- **WORK TASK**
Go through the records and report each line holding the string "ClinVar".

- **RECORDS TO PROCESS**
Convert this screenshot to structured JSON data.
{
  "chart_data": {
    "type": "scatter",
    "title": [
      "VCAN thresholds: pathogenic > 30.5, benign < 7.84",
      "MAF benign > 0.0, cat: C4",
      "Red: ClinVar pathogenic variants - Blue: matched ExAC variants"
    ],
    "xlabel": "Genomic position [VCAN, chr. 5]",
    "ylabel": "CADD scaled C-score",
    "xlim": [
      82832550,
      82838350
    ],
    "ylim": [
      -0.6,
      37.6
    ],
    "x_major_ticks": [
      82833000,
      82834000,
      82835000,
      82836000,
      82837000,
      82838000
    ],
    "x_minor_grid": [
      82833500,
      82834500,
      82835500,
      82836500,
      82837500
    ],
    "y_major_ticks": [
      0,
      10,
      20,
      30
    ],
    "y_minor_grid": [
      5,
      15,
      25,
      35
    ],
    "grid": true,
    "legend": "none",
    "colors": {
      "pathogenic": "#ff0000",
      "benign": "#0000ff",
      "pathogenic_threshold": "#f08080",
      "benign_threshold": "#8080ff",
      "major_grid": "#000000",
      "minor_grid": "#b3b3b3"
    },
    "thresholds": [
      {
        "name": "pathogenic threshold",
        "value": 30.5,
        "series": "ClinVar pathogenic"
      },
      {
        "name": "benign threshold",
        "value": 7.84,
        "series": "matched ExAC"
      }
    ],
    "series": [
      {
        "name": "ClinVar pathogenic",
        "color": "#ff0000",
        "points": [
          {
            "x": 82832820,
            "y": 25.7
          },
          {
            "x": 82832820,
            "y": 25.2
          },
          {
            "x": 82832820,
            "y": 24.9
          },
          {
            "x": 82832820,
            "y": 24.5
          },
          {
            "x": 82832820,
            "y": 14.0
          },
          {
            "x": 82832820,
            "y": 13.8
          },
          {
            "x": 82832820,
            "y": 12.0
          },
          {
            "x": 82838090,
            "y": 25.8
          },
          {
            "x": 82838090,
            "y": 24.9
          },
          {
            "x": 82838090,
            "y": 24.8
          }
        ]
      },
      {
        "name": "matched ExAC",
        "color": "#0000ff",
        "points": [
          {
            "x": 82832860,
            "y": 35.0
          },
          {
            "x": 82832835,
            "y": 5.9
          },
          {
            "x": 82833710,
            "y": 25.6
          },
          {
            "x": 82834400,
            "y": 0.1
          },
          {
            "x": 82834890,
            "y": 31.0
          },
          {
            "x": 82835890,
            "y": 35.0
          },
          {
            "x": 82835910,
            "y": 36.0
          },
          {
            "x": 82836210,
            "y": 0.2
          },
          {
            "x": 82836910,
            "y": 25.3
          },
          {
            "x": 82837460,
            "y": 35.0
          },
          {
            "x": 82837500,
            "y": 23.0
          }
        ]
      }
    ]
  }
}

- **RESULT OF THE TASK**
      "Red: ClinVar pathogenic variants - Blue: matched ExAC variants"
        "series": "ClinVar pathogenic"
        "name": "ClinVar pathogenic",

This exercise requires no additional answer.